*Records for the task*.
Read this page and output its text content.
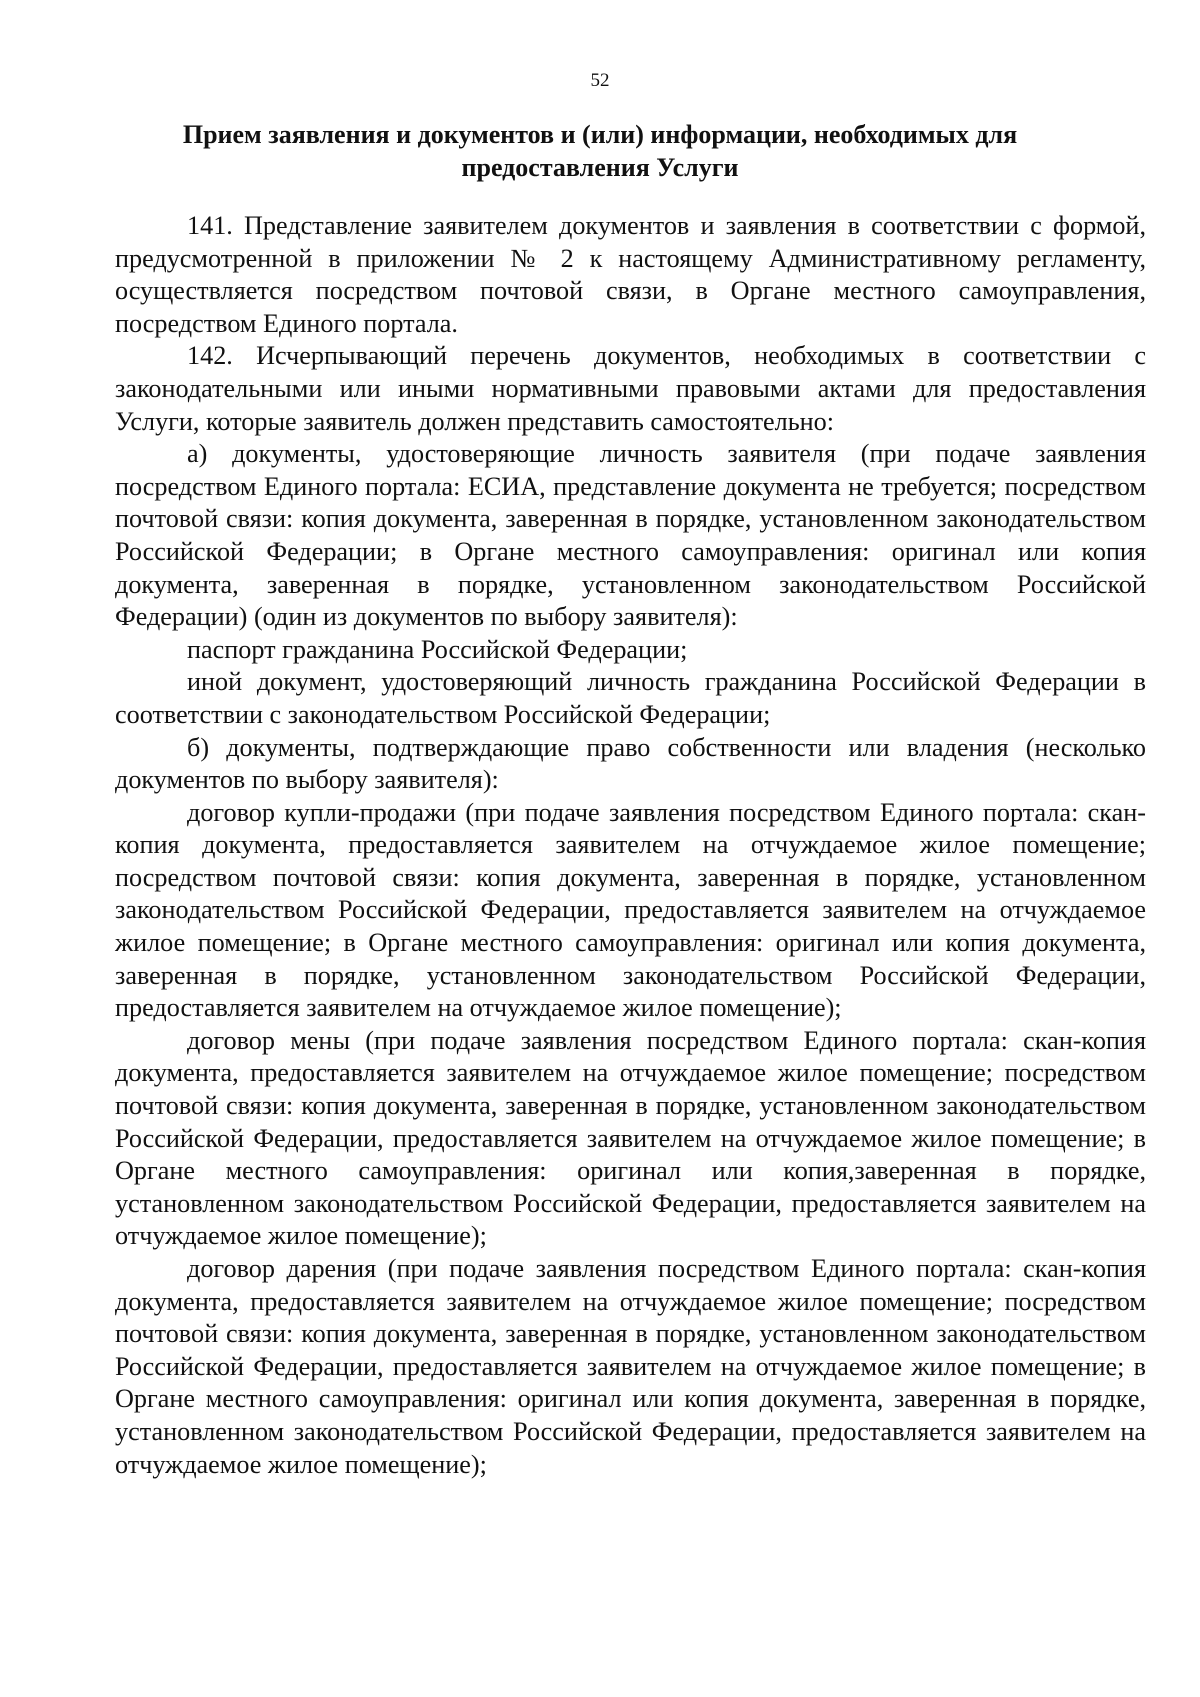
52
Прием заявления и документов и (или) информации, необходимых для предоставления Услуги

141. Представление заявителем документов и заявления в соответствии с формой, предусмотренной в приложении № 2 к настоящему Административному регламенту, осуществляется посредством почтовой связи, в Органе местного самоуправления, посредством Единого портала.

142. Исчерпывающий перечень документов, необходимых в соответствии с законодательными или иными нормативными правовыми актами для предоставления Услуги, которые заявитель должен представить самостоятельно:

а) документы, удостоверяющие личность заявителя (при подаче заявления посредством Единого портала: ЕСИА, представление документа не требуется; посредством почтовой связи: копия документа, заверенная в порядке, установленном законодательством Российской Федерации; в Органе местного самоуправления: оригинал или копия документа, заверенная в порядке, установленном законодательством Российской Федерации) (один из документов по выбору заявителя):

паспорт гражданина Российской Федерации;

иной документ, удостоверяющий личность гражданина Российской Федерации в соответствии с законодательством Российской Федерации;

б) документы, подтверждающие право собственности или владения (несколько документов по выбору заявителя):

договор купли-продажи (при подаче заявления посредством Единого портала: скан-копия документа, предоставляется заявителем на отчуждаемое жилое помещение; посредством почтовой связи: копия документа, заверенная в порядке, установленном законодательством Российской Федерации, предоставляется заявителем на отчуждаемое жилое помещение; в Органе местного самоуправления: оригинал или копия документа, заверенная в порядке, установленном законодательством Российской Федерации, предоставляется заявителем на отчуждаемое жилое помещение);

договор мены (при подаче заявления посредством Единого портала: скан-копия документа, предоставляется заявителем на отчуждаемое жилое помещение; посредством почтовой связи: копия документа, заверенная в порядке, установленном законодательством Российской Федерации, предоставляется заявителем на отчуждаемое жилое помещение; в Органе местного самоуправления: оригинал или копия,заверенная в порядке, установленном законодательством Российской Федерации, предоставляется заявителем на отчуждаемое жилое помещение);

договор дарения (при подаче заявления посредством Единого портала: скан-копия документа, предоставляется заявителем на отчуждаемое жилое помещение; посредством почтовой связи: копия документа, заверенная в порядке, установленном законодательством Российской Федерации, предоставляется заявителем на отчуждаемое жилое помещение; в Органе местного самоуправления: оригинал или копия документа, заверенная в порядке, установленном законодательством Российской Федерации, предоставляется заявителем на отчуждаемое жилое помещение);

*Task goal*. Extract every line of the records above that contains the word "выбору".

*Answer below*.
а) документы, удостоверяющие личность заявителя (при подаче заявления посредством Единого портала: ЕСИА, представление документа не требуется; посредством почтовой связи: копия документа, заверенная в порядке, установленном законодательством Российской Федерации; в Органе местного самоуправления: оригинал или копия документа, заверенная в порядке, установленном законодательством Российской Федерации) (один из документов по выбору заявителя):
б) документы, подтверждающие право собственности или владения (несколько документов по выбору заявителя):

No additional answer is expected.